** Start of Records for the task **

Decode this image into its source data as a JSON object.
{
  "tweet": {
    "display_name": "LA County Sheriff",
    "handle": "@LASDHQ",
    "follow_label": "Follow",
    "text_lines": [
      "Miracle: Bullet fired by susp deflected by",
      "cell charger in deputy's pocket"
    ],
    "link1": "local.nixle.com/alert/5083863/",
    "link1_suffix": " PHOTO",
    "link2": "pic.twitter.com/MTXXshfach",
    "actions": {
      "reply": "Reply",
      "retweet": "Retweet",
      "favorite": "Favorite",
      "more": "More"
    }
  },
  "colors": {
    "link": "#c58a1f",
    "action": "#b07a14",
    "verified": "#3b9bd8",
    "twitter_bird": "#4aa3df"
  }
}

** End of Records for the task **

Repeat the material above exactly.

◆ Task solution:
Decode this image into its source data as a JSON object.
{
  "tweet": {
    "display_name": "LA County Sheriff",
    "handle": "@LASDHQ",
    "follow_label": "Follow",
    "text_lines": [
      "Miracle: Bullet fired by susp deflected by",
      "cell charger in deputy's pocket"
    ],
    "link1": "local.nixle.com/alert/5083863/",
    "link1_suffix": " PHOTO",
    "link2": "pic.twitter.com/MTXXshfach",
    "actions": {
      "reply": "Reply",
      "retweet": "Retweet",
      "favorite": "Favorite",
      "more": "More"
    }
  },
  "colors": {
    "link": "#c58a1f",
    "action": "#b07a14",
    "verified": "#3b9bd8",
    "twitter_bird": "#4aa3df"
  }
}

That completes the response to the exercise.